Exercise requirements — Report how many lines of the entries below contain the word "plug", and nothing more.

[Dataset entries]
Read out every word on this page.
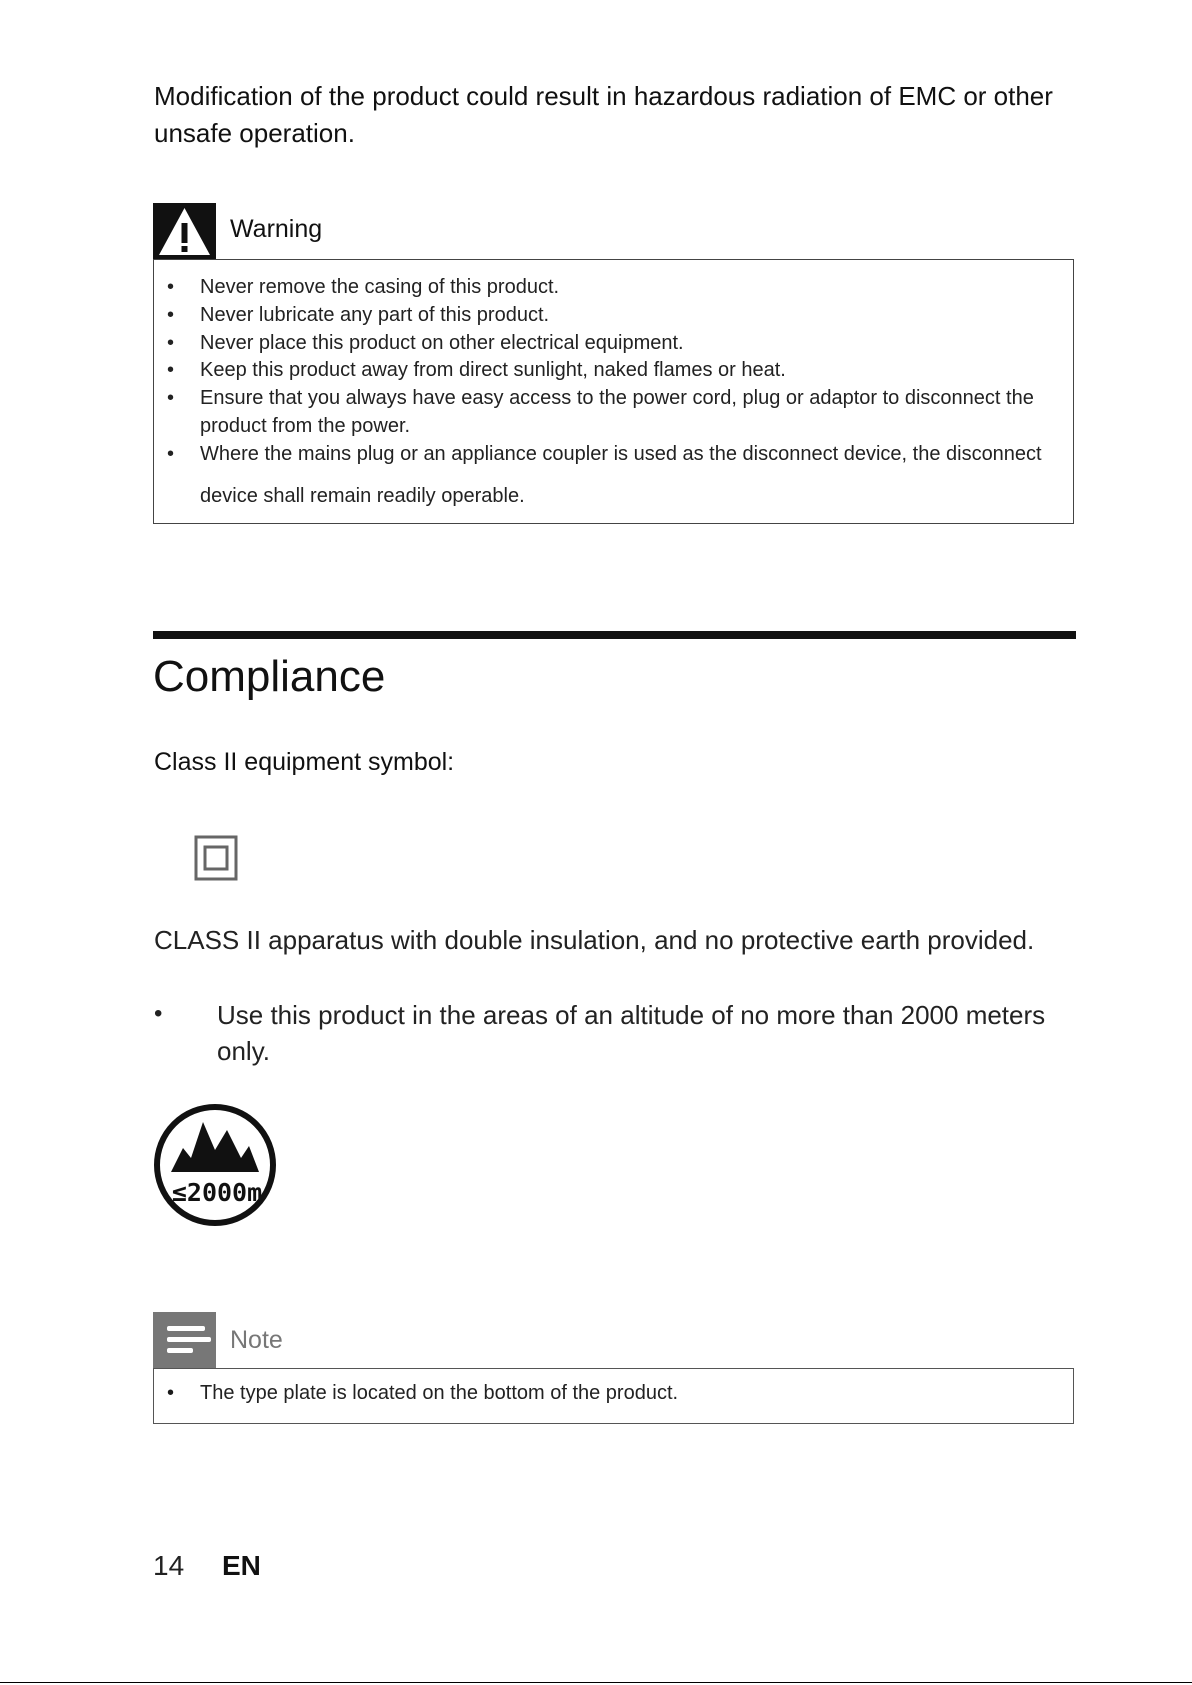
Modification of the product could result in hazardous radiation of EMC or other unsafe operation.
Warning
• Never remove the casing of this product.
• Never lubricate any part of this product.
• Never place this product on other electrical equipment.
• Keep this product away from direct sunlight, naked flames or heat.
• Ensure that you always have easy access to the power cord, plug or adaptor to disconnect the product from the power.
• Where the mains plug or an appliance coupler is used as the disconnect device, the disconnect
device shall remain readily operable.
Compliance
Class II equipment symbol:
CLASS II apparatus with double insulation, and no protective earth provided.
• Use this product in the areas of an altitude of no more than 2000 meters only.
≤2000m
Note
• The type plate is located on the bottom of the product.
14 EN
==
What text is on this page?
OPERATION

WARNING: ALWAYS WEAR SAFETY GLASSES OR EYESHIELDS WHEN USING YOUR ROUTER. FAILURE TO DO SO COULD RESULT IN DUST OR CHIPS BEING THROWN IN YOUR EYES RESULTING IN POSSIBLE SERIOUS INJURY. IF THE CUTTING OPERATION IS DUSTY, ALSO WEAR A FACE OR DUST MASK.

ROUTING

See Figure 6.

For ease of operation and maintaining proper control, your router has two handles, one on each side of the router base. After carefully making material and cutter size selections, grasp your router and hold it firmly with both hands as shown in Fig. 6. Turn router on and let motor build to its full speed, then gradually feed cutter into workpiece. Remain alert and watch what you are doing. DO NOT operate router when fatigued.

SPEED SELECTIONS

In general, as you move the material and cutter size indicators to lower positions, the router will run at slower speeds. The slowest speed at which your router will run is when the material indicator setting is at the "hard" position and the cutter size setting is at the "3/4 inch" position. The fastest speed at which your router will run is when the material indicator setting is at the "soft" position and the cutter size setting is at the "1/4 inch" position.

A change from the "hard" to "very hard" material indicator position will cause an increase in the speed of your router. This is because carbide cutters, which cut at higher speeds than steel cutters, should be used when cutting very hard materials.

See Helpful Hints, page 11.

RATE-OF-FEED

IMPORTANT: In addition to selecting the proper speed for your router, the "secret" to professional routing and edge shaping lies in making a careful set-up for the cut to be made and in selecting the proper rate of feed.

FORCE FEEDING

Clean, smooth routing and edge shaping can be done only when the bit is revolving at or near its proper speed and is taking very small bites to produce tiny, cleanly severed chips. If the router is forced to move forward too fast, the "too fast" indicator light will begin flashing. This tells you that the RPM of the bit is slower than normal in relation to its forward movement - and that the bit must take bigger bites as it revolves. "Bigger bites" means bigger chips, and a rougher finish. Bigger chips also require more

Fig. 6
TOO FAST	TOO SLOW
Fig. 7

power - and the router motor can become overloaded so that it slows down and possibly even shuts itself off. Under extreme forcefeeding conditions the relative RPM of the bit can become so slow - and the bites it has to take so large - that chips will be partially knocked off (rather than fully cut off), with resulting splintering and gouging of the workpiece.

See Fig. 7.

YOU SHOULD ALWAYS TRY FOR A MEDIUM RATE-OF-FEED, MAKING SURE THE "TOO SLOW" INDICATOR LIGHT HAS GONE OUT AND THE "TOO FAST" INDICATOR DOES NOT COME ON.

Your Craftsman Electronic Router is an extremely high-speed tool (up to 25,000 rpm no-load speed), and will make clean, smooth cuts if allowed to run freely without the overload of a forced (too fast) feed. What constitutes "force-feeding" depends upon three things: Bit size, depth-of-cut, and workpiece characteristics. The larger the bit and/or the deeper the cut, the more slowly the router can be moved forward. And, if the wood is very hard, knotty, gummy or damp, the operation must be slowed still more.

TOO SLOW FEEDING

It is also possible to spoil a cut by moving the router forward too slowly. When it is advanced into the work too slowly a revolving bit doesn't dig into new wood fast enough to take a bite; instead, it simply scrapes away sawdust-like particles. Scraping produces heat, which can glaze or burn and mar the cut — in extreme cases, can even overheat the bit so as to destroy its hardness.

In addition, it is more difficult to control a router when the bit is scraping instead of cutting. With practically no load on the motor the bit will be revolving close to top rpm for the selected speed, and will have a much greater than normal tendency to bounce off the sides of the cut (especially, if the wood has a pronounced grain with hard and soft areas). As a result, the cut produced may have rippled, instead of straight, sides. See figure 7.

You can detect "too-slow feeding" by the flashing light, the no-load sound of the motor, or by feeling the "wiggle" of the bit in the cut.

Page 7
...
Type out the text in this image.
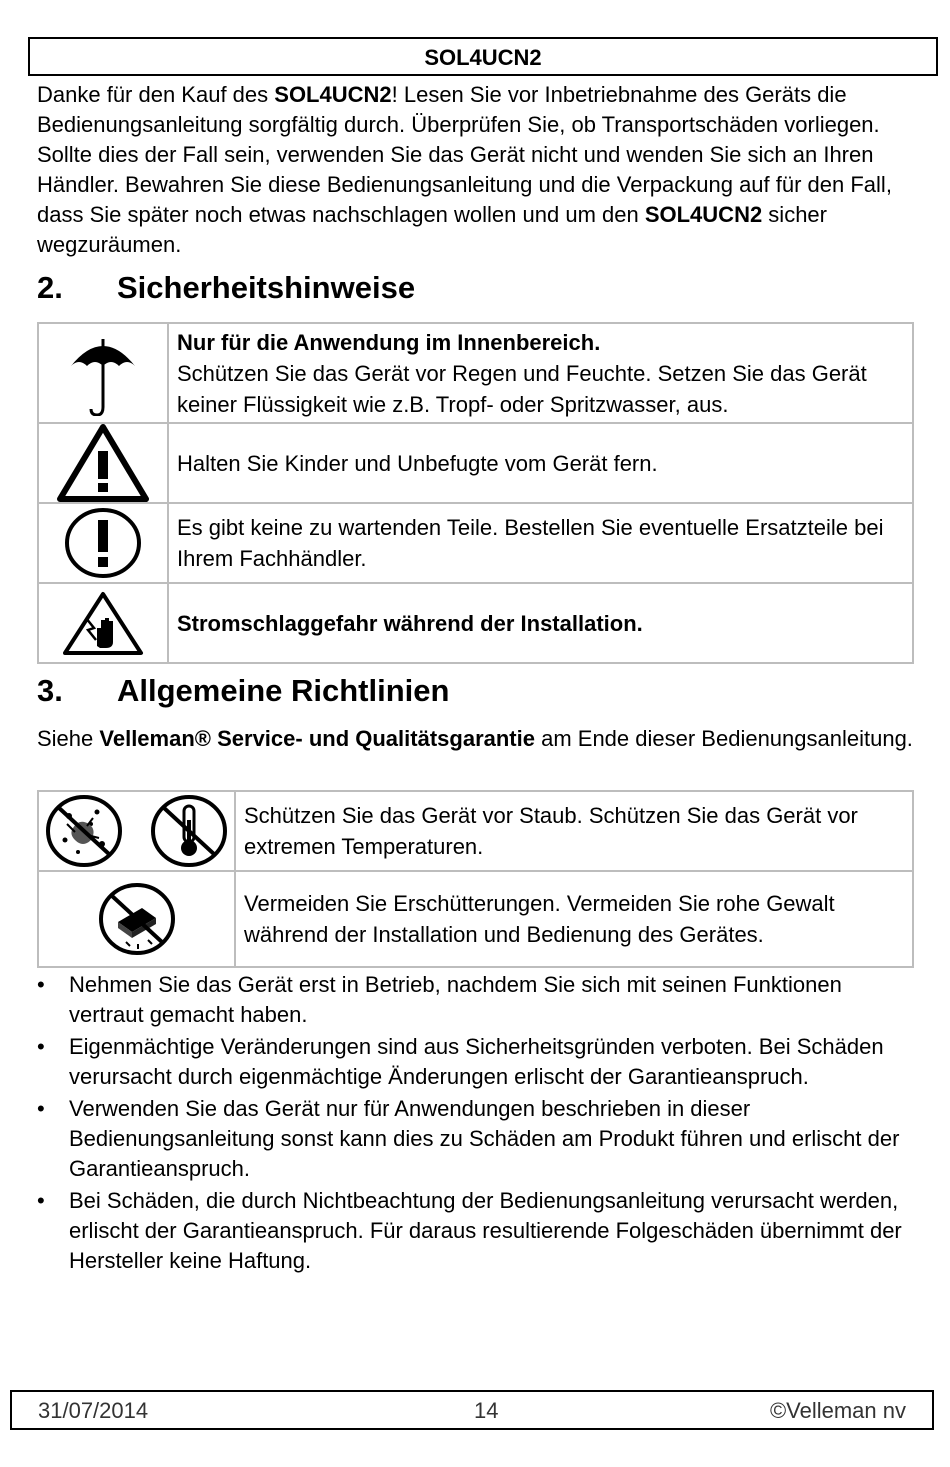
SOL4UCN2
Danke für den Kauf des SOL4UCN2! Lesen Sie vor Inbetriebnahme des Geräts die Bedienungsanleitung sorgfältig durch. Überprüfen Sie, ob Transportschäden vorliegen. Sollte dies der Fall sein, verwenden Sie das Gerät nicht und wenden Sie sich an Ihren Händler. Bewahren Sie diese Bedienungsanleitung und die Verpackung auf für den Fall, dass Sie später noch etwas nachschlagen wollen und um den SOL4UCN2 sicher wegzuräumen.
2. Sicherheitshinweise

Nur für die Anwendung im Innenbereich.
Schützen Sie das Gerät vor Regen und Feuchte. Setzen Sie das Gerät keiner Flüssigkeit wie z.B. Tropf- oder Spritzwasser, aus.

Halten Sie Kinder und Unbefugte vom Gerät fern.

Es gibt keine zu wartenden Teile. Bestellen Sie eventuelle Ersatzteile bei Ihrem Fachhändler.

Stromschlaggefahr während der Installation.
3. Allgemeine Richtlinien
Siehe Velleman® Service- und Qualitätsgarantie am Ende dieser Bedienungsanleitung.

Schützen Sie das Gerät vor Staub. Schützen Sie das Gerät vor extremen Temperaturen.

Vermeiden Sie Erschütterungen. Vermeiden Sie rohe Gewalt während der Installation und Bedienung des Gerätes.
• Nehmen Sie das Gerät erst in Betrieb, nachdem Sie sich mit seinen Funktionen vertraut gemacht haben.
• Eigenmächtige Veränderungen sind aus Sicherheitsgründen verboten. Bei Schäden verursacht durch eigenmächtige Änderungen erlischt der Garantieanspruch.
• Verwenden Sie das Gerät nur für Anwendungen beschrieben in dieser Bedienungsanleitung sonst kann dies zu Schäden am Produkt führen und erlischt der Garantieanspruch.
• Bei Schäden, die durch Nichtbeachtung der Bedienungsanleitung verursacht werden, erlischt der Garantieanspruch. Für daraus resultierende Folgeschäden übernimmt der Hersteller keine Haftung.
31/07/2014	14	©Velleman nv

The output — 2